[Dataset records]
*-*-*

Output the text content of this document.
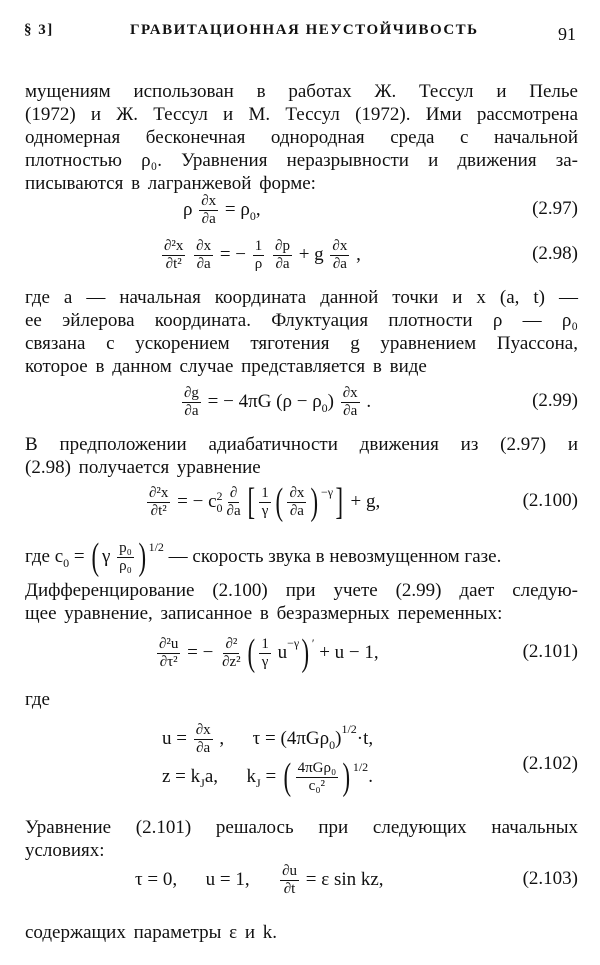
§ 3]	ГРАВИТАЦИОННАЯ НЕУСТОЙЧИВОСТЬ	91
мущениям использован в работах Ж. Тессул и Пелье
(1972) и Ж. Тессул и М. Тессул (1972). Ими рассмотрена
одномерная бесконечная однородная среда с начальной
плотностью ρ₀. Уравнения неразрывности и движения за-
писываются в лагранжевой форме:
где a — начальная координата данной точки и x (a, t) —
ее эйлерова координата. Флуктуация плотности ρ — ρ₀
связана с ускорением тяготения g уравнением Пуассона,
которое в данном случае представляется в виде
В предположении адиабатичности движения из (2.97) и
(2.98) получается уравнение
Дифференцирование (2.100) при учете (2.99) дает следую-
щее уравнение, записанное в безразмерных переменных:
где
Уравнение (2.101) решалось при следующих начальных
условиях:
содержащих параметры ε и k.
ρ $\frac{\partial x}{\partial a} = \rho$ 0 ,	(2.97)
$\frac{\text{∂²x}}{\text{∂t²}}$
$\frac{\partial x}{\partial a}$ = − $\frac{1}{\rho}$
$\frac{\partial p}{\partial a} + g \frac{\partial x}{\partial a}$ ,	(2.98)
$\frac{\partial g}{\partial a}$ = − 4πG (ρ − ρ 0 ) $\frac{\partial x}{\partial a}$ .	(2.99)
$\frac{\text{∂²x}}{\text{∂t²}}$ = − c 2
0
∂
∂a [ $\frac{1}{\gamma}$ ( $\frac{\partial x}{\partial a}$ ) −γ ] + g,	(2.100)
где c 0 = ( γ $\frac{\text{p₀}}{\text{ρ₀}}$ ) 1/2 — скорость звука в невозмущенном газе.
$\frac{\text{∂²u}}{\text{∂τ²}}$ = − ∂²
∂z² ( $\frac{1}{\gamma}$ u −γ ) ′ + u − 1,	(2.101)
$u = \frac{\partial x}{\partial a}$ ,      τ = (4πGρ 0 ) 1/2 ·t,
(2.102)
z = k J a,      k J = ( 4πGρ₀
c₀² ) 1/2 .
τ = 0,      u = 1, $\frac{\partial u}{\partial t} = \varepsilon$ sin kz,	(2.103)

*-*-*

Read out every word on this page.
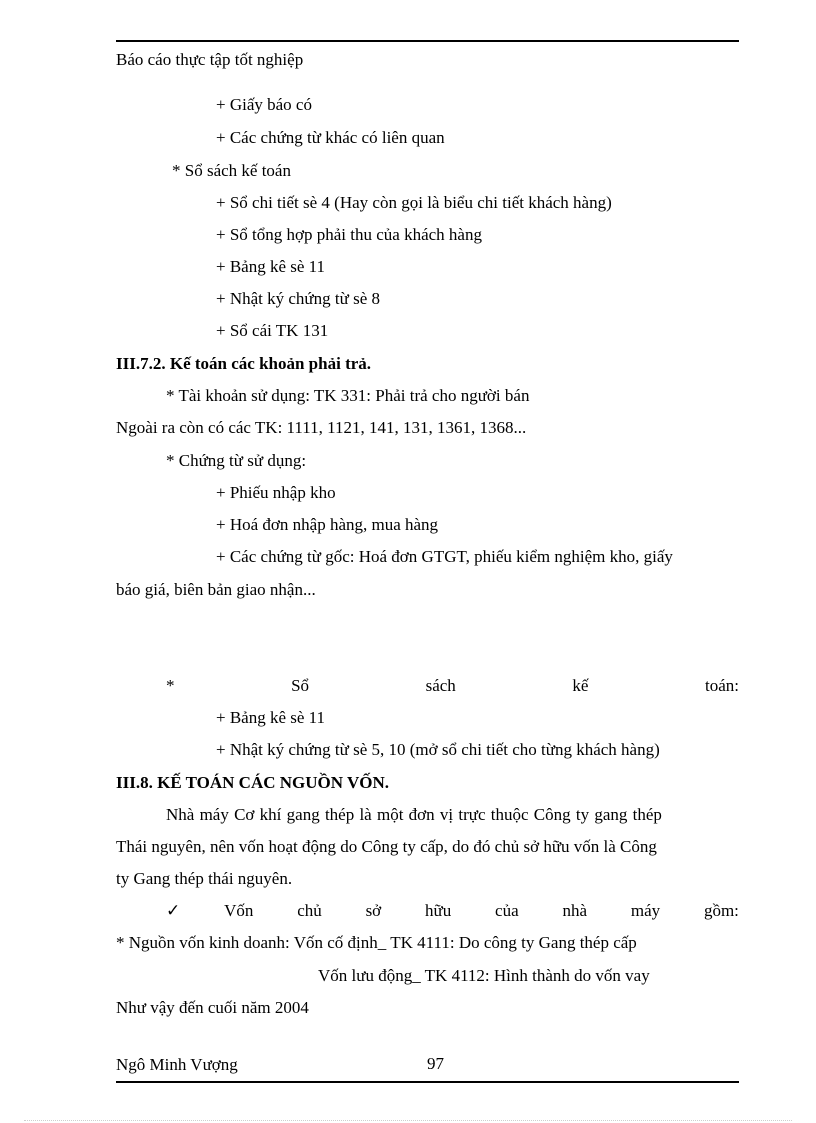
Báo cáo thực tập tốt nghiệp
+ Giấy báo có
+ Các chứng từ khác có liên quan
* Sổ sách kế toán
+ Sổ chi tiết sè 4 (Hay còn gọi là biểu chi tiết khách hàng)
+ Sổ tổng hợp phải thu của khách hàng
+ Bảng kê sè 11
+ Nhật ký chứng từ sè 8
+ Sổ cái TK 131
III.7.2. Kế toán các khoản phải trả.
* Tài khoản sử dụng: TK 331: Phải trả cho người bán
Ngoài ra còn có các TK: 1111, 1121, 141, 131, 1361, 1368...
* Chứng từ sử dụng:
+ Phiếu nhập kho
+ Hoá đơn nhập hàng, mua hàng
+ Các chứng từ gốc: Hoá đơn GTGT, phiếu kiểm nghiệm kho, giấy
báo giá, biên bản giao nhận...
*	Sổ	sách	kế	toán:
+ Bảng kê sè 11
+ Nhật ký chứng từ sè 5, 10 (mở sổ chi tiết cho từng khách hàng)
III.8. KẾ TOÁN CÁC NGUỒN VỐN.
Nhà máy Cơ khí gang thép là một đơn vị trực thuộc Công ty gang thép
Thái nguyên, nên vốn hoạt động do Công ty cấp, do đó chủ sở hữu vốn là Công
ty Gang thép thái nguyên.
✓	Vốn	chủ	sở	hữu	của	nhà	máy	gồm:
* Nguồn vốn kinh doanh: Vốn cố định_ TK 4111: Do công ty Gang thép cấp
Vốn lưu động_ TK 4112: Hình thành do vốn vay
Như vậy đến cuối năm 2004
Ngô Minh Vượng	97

*-*-*

**Required task**
Each line in the data that holds the string "khách" should be found and copied.

**Answer for the task**
+ Sổ chi tiết sè 4 (Hay còn gọi là biểu chi tiết khách hàng)
+ Sổ tổng hợp phải thu của khách hàng
+ Nhật ký chứng từ sè 5, 10 (mở sổ chi tiết cho từng khách hàng)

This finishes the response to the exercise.